:: SUPPLIED RECORDS ::

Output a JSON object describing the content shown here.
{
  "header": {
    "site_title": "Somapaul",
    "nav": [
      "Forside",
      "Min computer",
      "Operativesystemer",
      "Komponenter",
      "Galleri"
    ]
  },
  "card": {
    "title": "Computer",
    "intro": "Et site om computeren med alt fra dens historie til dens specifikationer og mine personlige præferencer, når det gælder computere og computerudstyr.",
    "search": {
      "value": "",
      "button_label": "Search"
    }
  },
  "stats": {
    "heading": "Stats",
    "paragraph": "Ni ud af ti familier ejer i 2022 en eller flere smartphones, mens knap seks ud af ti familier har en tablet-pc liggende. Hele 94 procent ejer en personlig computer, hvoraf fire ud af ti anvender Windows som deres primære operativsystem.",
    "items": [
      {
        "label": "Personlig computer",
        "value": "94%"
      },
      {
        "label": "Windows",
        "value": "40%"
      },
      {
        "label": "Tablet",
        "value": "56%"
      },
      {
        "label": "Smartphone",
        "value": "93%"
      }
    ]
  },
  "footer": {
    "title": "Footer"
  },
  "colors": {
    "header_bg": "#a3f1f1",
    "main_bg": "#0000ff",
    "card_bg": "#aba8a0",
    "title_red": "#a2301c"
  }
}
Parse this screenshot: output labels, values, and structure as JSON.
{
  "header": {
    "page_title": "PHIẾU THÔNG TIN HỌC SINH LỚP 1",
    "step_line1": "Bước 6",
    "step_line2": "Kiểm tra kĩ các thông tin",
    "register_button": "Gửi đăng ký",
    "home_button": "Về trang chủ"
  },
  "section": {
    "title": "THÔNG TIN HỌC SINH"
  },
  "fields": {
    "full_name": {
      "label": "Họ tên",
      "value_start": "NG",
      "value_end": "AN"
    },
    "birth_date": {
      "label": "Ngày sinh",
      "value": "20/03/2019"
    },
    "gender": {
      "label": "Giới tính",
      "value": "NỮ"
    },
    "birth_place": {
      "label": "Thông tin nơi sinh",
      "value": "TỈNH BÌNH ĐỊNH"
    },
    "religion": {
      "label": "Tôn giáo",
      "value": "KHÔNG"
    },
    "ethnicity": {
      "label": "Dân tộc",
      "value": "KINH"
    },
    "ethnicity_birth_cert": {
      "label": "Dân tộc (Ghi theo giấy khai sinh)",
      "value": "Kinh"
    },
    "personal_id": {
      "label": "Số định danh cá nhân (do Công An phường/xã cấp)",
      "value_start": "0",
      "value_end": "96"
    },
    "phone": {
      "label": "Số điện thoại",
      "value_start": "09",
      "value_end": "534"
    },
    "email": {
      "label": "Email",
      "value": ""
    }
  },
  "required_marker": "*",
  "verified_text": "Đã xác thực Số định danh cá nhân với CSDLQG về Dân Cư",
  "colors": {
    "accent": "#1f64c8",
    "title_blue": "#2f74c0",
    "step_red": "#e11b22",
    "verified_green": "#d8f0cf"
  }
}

:::

Pick out all the lines with the word "danh" in them and copy them.

      "label": "Số định danh cá nhân (do Công An phường/xã cấp)",
  "verified_text": "Đã xác thực Số định danh cá nhân với CSDLQG về Dân Cư",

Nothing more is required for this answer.